-- begin --

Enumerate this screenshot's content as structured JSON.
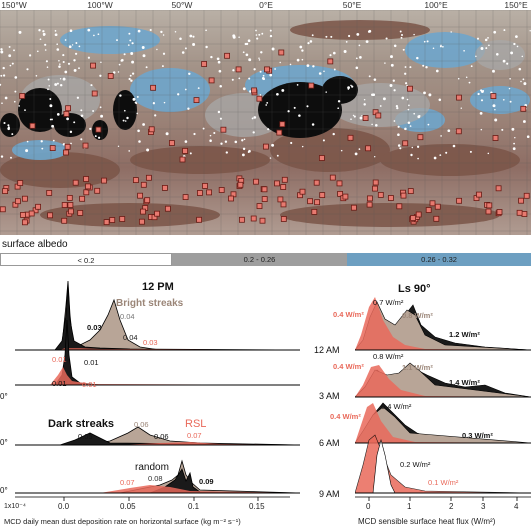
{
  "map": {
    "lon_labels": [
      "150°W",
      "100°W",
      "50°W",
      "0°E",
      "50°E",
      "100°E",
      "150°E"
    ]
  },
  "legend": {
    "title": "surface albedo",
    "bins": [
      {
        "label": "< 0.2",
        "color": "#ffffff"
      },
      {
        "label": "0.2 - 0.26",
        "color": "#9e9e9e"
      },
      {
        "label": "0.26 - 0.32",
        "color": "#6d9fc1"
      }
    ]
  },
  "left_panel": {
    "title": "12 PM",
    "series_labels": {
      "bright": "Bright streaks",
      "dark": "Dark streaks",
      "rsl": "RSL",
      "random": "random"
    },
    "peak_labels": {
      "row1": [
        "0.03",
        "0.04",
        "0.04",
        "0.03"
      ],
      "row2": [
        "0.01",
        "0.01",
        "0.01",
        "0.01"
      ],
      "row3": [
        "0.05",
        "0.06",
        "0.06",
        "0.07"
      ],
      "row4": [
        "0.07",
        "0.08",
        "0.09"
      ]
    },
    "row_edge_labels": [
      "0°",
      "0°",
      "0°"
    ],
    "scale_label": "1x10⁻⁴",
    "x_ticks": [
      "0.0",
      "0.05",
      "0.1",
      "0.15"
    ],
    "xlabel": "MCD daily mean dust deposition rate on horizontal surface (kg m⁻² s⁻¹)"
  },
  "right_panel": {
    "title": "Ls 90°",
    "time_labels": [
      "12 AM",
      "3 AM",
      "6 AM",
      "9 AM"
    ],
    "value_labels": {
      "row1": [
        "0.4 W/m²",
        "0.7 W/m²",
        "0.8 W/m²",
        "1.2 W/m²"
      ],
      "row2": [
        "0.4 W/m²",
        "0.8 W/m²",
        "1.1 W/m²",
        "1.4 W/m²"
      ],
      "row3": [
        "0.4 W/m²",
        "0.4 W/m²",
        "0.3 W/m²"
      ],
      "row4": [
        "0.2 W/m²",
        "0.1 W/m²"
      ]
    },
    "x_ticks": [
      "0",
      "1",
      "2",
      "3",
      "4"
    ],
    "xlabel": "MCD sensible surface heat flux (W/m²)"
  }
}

-- end --
-- begin --

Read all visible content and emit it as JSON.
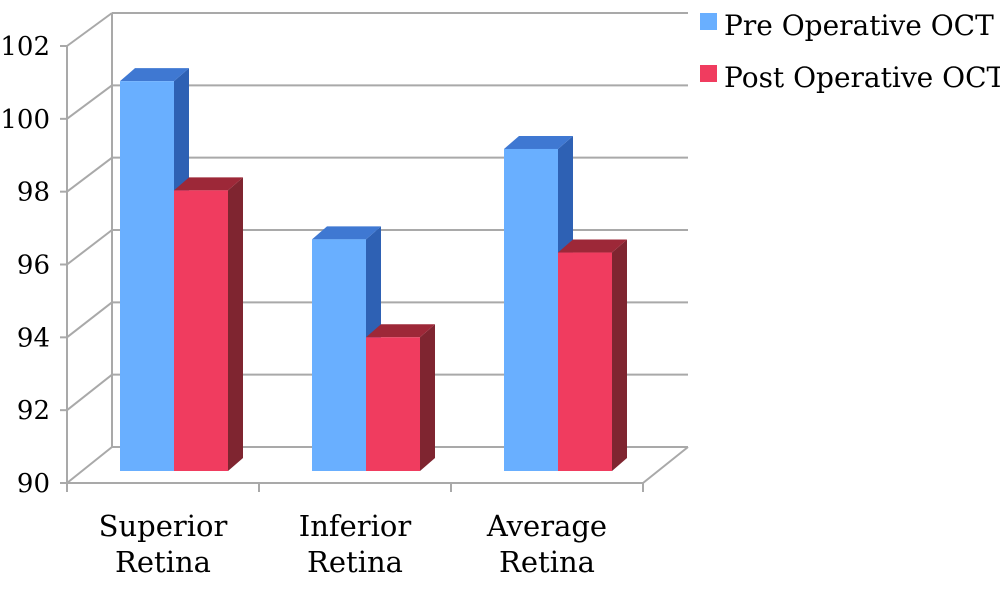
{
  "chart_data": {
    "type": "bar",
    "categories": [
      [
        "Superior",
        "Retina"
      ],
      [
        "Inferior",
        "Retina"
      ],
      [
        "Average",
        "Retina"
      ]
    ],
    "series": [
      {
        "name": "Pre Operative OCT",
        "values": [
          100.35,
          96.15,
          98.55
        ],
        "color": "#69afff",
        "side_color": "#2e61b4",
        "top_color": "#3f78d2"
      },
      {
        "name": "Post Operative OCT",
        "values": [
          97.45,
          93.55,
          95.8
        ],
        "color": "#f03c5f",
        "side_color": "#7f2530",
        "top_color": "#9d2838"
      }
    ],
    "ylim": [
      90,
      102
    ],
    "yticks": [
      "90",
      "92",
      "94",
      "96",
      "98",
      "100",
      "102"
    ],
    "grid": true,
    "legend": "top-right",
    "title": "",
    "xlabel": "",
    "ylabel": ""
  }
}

-- end --

## PROBLEM TO WORK ON
Select the lines in this material that hold the word "streaks", leaving none out.

## FINISHED EXERCISE
      "bright": "Bright streaks",
      "dark": "Dark streaks",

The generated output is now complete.